TASK GOAL =>
Copy all the material that follows, keeping every character the same.

Stored items:

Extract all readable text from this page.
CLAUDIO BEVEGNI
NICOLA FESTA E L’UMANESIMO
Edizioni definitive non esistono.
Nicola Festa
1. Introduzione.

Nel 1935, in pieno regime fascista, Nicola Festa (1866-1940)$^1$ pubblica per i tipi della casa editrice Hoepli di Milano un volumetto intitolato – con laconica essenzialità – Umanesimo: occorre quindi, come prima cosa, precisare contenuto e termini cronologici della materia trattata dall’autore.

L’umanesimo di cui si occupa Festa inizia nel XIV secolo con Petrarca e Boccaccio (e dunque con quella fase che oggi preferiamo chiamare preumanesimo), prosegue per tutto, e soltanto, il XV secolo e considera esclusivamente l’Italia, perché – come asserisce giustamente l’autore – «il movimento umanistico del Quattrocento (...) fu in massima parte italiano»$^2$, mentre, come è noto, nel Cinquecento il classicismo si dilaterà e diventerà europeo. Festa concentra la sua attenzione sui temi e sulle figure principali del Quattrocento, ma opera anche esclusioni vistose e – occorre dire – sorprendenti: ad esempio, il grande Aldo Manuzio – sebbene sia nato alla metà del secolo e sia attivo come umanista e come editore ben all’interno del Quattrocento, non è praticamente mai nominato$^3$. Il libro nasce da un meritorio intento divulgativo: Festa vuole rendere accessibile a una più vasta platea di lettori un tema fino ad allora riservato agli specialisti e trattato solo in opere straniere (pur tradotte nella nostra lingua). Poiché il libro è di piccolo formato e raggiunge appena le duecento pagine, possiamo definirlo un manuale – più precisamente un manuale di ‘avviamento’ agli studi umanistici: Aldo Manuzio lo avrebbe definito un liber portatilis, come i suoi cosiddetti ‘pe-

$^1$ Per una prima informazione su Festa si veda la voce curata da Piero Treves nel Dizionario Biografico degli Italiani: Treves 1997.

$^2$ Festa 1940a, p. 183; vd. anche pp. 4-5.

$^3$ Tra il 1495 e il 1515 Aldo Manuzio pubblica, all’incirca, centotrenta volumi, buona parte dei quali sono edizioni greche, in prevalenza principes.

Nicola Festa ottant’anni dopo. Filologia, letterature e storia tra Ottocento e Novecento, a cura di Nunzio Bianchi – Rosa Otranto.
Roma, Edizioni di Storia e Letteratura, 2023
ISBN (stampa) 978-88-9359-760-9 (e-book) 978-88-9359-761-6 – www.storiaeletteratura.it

EXERCISE ANSWER =>
Extract all readable text from this page.
CLAUDIO BEVEGNI
NICOLA FESTA E L’UMANESIMO
Edizioni definitive non esistono.
Nicola Festa
1. Introduzione.

Nel 1935, in pieno regime fascista, Nicola Festa (1866-1940)$^1$ pubblica per i tipi della casa editrice Hoepli di Milano un volumetto intitolato – con laconica essenzialità – Umanesimo: occorre quindi, come prima cosa, precisare contenuto e termini cronologici della materia trattata dall’autore.

L’umanesimo di cui si occupa Festa inizia nel XIV secolo con Petrarca e Boccaccio (e dunque con quella fase che oggi preferiamo chiamare preumanesimo), prosegue per tutto, e soltanto, il XV secolo e considera esclusivamente l’Italia, perché – come asserisce giustamente l’autore – «il movimento umanistico del Quattrocento (...) fu in massima parte italiano»$^2$, mentre, come è noto, nel Cinquecento il classicismo si dilaterà e diventerà europeo. Festa concentra la sua attenzione sui temi e sulle figure principali del Quattrocento, ma opera anche esclusioni vistose e – occorre dire – sorprendenti: ad esempio, il grande Aldo Manuzio – sebbene sia nato alla metà del secolo e sia attivo come umanista e come editore ben all’interno del Quattrocento, non è praticamente mai nominato$^3$. Il libro nasce da un meritorio intento divulgativo: Festa vuole rendere accessibile a una più vasta platea di lettori un tema fino ad allora riservato agli specialisti e trattato solo in opere straniere (pur tradotte nella nostra lingua). Poiché il libro è di piccolo formato e raggiunge appena le duecento pagine, possiamo definirlo un manuale – più precisamente un manuale di ‘avviamento’ agli studi umanistici: Aldo Manuzio lo avrebbe definito un liber portatilis, come i suoi cosiddetti ‘pe-

$^1$ Per una prima informazione su Festa si veda la voce curata da Piero Treves nel Dizionario Biografico degli Italiani: Treves 1997.

$^2$ Festa 1940a, p. 183; vd. anche pp. 4-5.

$^3$ Tra il 1495 e il 1515 Aldo Manuzio pubblica, all’incirca, centotrenta volumi, buona parte dei quali sono edizioni greche, in prevalenza principes.

Nicola Festa ottant’anni dopo. Filologia, letterature e storia tra Ottocento e Novecento, a cura di Nunzio Bianchi – Rosa Otranto.
Roma, Edizioni di Storia e Letteratura, 2023
ISBN (stampa) 978-88-9359-760-9 (e-book) 978-88-9359-761-6 – www.storiaeletteratura.it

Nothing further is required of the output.